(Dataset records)
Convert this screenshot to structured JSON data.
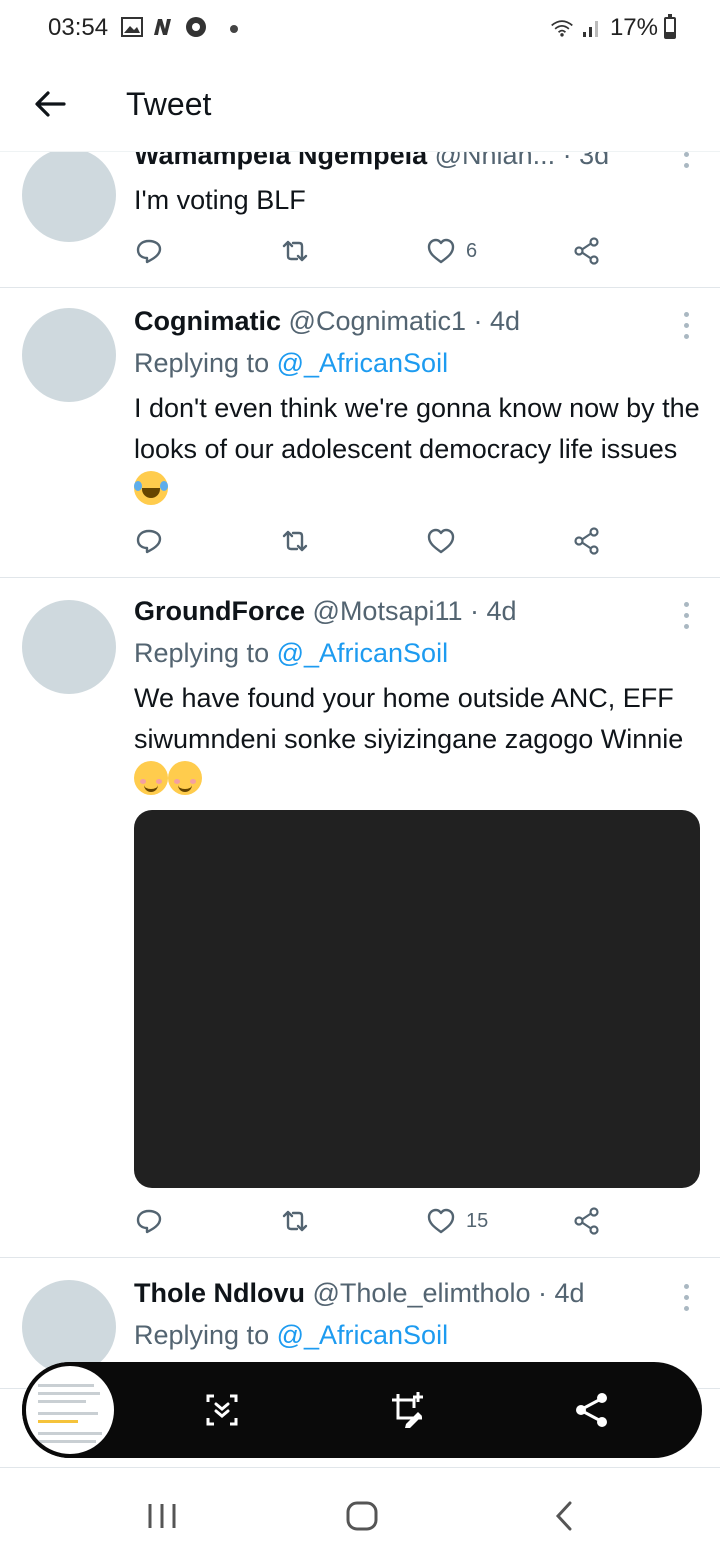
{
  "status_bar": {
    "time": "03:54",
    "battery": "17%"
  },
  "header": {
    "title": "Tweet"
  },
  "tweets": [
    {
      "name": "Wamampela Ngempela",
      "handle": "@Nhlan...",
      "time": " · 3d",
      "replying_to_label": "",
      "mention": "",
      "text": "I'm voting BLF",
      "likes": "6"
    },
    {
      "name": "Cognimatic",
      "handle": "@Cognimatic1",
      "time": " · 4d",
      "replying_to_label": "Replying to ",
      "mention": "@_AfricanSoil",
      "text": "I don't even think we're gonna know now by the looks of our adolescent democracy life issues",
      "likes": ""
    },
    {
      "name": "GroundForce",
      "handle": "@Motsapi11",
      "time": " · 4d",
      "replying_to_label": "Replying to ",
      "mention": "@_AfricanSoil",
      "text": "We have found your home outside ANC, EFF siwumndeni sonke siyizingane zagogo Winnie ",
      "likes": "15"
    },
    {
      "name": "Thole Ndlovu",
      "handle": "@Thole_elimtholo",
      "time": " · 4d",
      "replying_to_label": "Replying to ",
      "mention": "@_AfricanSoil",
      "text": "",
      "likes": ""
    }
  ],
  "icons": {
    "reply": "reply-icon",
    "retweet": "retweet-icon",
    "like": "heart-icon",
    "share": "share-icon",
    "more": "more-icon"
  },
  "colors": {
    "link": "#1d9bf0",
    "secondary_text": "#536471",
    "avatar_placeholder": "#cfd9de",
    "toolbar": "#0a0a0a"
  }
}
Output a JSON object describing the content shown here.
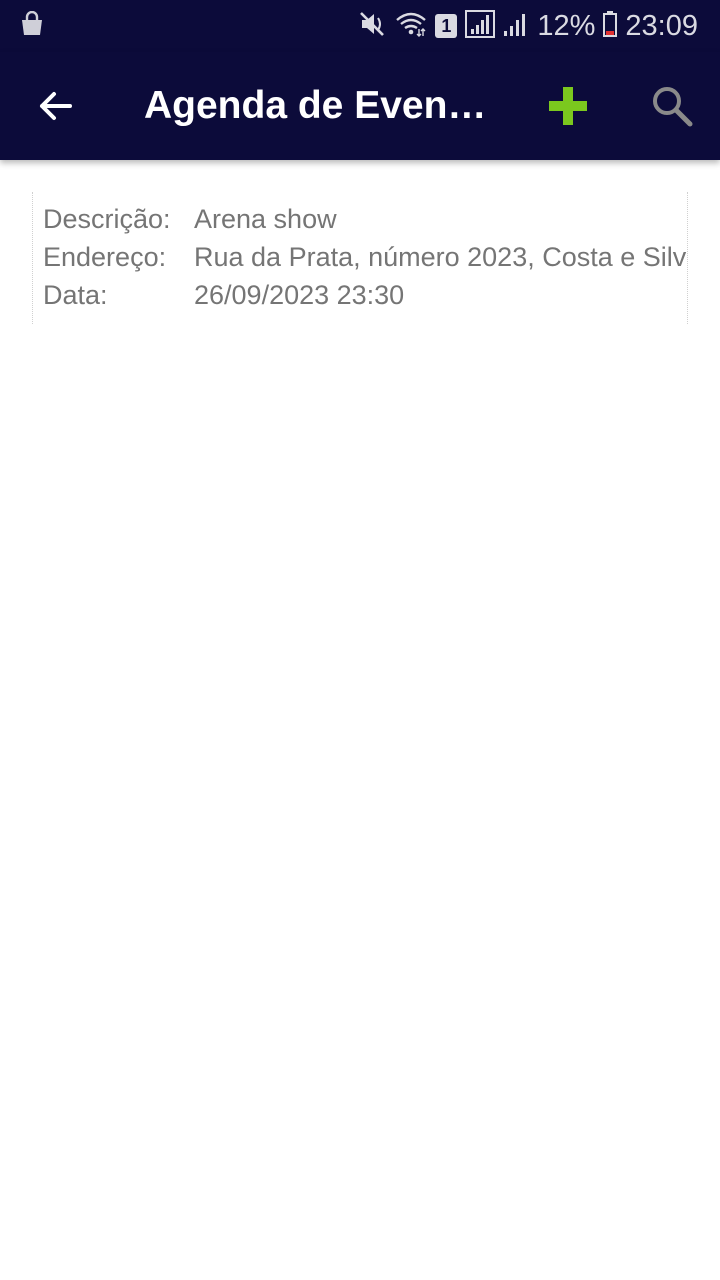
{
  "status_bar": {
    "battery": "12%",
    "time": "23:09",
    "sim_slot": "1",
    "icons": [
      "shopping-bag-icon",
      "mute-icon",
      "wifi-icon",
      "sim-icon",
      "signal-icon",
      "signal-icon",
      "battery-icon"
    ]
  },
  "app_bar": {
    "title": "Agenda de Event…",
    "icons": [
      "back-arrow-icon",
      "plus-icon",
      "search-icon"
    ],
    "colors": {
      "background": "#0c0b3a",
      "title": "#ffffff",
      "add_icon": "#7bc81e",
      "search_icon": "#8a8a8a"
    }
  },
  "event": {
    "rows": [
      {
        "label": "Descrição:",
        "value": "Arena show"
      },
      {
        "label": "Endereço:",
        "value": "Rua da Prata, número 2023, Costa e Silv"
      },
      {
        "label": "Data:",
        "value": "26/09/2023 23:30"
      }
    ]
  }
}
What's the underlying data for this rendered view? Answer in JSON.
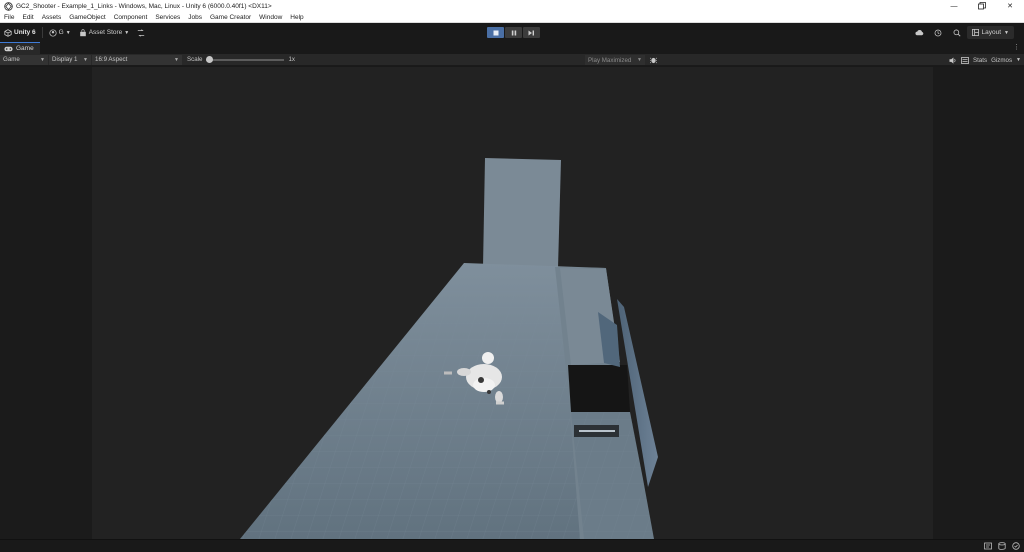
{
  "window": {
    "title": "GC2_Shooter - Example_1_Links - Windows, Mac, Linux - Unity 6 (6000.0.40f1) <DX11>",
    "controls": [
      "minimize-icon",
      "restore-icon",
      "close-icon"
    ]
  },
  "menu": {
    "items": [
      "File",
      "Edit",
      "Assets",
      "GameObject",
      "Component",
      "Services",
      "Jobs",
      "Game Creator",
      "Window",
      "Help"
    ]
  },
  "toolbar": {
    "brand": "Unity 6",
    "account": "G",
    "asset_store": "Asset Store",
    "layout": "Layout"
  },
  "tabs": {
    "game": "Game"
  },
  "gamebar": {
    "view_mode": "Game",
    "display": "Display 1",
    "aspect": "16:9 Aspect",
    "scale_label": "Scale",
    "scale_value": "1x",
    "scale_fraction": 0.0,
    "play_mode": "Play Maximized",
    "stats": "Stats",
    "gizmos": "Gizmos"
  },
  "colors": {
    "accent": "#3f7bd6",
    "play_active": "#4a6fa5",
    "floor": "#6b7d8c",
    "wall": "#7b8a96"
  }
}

**Directive**
Pull every line containing the word "name" out of the entries above.

**Exercise solution**
      "name": "Wamampela Ngempela",
      "name": "Cognimatic",
      "name": "GroundForce",
      "name": "Thole Ndlovu",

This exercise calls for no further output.